▸ **Task requirements**
State the number of lines that contain "this", with no other text.

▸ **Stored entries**
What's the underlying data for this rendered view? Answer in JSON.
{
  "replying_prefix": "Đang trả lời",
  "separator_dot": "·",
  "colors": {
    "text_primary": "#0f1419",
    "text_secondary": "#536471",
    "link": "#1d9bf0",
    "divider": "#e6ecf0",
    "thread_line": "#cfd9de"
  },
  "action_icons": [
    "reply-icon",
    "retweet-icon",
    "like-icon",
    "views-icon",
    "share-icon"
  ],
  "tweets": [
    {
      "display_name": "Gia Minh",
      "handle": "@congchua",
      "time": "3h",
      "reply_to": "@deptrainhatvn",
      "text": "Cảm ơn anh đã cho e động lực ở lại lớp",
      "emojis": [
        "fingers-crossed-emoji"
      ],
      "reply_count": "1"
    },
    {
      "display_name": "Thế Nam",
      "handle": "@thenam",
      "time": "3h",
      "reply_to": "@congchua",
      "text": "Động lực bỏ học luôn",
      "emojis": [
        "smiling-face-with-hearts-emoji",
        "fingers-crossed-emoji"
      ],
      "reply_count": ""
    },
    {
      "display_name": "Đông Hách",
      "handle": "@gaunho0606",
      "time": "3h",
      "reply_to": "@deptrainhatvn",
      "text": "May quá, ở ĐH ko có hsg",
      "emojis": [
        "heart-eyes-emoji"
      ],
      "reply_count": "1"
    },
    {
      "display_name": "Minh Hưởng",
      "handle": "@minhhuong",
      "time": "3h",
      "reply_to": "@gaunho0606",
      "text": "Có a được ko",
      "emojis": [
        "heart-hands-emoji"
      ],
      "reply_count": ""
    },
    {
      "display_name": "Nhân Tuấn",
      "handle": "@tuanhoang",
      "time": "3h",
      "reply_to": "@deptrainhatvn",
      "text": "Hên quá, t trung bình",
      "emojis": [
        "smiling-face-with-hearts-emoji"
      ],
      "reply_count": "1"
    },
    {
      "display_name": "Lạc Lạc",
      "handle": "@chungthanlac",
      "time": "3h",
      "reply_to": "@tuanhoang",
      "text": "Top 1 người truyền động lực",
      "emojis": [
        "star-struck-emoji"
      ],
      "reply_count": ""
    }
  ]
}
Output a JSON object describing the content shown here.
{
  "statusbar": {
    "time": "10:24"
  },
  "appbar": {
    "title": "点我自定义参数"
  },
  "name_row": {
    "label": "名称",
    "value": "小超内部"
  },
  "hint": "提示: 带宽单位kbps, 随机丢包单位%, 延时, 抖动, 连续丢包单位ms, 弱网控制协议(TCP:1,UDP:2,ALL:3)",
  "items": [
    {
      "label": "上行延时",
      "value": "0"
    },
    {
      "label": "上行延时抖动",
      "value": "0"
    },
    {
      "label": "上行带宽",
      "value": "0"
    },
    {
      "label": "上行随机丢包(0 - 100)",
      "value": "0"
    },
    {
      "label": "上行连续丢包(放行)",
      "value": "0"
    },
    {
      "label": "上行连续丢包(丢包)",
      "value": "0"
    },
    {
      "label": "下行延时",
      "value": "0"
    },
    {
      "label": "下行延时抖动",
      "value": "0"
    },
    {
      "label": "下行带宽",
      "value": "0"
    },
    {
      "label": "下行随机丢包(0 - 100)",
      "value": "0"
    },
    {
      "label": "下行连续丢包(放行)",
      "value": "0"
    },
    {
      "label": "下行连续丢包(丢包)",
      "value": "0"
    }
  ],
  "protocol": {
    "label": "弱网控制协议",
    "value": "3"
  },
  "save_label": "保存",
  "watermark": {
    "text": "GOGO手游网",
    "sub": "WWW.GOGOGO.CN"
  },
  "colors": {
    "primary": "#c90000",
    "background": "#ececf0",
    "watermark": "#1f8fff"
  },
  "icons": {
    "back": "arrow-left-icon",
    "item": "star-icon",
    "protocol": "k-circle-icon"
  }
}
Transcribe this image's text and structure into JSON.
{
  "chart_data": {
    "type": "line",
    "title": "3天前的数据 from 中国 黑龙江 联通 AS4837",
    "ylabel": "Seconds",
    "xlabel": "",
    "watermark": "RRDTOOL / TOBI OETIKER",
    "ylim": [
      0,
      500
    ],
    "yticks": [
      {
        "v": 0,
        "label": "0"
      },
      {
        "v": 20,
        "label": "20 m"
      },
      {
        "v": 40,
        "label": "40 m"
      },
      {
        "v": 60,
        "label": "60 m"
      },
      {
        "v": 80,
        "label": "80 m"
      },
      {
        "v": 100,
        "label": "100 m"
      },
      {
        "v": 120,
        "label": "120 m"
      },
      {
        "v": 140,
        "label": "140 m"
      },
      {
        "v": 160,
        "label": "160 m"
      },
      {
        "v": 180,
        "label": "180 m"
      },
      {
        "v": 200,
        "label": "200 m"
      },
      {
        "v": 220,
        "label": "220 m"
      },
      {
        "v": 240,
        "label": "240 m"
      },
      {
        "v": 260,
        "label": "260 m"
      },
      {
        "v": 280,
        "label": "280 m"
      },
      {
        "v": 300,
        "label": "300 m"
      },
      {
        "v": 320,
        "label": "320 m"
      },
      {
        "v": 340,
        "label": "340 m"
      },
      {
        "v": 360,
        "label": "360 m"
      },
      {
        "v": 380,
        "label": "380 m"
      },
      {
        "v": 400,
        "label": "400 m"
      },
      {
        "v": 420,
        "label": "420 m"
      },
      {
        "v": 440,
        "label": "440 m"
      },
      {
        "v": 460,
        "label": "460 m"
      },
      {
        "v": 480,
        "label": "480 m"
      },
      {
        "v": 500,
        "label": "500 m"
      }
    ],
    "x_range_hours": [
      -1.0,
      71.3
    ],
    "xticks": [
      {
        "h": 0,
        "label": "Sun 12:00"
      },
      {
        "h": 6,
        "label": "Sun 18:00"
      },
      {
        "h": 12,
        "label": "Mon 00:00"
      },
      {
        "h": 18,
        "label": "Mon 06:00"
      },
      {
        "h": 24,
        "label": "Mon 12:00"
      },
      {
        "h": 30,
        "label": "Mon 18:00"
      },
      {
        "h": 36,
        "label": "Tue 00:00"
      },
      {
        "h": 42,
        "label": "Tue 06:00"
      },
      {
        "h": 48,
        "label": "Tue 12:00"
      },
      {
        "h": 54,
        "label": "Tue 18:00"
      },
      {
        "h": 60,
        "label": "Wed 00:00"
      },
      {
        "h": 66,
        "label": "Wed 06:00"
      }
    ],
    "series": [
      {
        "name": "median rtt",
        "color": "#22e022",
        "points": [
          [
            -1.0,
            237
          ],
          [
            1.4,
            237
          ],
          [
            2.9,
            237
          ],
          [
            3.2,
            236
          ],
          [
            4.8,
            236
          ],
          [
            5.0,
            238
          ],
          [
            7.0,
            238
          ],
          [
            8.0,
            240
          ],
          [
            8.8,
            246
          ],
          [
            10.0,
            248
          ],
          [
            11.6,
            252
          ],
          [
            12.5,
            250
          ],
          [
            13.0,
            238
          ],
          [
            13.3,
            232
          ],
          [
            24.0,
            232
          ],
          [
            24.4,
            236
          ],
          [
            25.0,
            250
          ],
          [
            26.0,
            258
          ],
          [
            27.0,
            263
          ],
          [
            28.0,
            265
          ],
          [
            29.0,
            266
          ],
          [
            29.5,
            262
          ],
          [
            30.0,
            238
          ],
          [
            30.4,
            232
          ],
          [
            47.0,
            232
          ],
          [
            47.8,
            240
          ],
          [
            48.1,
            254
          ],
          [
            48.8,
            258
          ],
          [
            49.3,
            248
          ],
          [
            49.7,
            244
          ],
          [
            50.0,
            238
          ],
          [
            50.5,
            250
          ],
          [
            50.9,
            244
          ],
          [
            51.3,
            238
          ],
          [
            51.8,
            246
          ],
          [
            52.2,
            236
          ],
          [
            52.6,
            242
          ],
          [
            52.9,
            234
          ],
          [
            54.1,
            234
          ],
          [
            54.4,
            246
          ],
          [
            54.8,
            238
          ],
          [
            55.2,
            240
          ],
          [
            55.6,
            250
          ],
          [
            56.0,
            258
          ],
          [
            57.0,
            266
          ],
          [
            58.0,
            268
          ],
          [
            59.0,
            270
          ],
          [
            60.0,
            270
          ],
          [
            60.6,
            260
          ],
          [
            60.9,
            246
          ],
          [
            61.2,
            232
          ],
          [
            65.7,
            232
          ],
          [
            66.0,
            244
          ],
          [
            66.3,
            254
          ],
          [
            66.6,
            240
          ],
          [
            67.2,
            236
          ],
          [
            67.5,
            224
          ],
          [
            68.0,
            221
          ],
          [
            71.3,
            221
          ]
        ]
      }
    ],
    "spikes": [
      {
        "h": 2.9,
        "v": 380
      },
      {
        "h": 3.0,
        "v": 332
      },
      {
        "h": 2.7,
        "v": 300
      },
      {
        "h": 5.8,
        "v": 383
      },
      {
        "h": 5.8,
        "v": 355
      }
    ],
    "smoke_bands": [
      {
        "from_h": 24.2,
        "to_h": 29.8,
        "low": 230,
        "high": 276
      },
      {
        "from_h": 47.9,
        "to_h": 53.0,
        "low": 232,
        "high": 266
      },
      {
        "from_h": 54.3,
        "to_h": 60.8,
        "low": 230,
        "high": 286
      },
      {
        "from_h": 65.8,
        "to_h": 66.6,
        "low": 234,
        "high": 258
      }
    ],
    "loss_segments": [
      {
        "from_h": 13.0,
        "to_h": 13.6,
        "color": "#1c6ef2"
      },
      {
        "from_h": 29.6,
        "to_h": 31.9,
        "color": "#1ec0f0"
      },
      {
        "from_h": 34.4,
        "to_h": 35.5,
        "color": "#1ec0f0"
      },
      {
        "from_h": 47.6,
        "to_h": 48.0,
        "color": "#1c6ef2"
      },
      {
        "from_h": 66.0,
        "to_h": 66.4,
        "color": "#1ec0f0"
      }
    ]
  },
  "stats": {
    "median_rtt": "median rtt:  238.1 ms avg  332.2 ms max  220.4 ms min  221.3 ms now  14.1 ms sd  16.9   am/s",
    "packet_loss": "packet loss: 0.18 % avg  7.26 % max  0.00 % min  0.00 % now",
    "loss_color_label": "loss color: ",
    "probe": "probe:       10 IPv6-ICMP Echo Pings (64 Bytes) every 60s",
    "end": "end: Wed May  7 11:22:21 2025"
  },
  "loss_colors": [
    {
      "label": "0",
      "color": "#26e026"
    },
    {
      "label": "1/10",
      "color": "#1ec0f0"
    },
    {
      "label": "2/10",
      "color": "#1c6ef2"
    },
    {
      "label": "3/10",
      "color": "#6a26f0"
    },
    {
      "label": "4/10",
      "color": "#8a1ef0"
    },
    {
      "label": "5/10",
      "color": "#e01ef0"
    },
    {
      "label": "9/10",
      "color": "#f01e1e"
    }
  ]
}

▸ **Answer to the problem**
2